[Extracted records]
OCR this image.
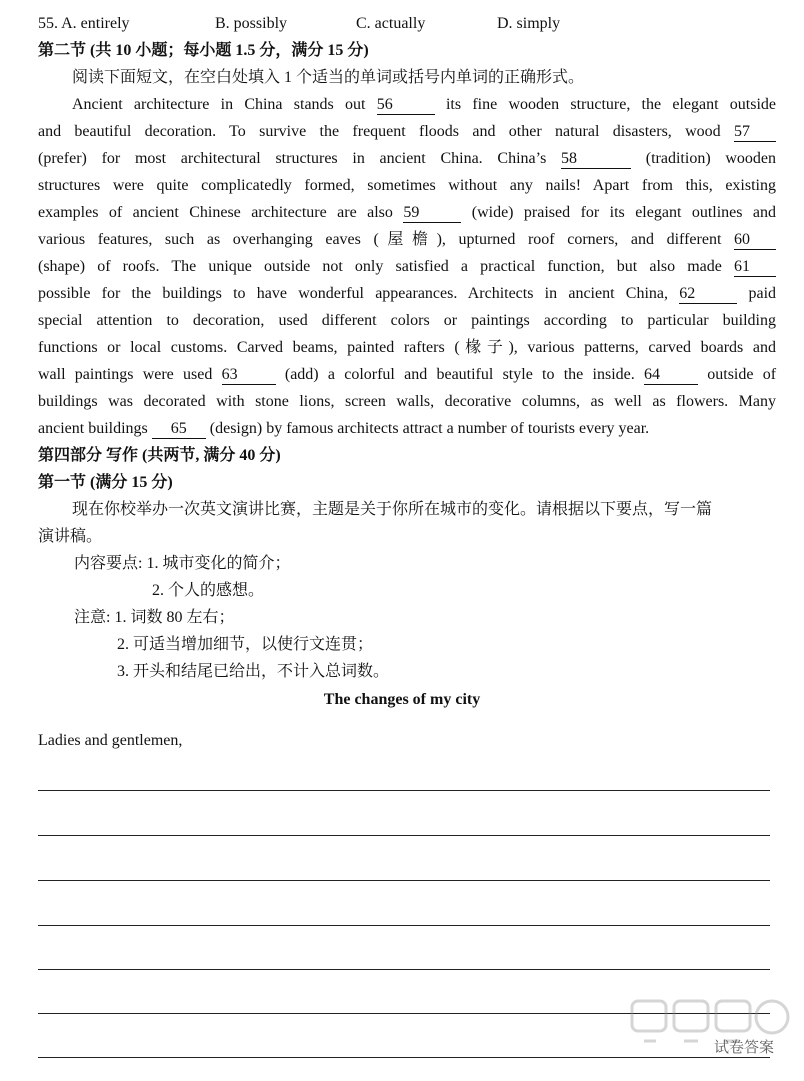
55. A. entirely	B. possibly	C. actually	D. simply
第二节 (共 10 小题；每小题 1.5 分，满分 15 分)
阅读下面短文，在空白处填入 1 个适当的单词或括号内单词的正确形式。
Ancient architecture in China stands out 56	its fine wooden structure, the elegant outside
and beautiful decoration. To survive the frequent floods and other natural disasters, wood 57
(prefer) for most architectural structures in ancient China. China’s 58	(tradition) wooden
structures were quite complicatedly formed, sometimes without any nails! Apart from this, existing
examples of ancient Chinese architecture are also 59	(wide) praised for its elegant outlines and
various features, such as overhanging eaves (屋檐), upturned roof corners, and different 60
(shape) of roofs. The unique outside not only satisfied a practical function, but also made 61
possible for the buildings to have wonderful appearances. Architects in ancient China, 62	paid
special attention to decoration, used different colors or paintings according to particular building
functions or local customs. Carved beams, painted rafters (椽子), various patterns, carved boards and
wall paintings were used 63	(add) a colorful and beautiful style to the inside. 64	outside of
buildings was decorated with stone lions, screen walls, decorative columns, as well as flowers. Many
ancient buildings 65 (design) by famous architects attract a number of tourists every year.
第四部分 写作 (共两节, 满分 40 分)
第一节 (满分 15 分)
现在你校举办一次英文演讲比赛，主题是关于你所在城市的变化。请根据以下要点，写一篇
演讲稿。
内容要点: 1. 城市变化的简介；
2. 个人的感想。
注意: 1. 词数 80 左右；
2. 可适当增加细节，以使行文连贯；
3. 开头和结尾已给出，不计入总词数。
The changes of my city
Ladies and gentlemen,
试卷答案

* [Problem to work on]
List every line in the records above that contains the word "beautiful".

* [Final result]
and beautiful decoration. To survive the frequent floods and other natural disasters, wood 57
wall paintings were used 63	(add) a colorful and beautiful style to the inside. 64	outside of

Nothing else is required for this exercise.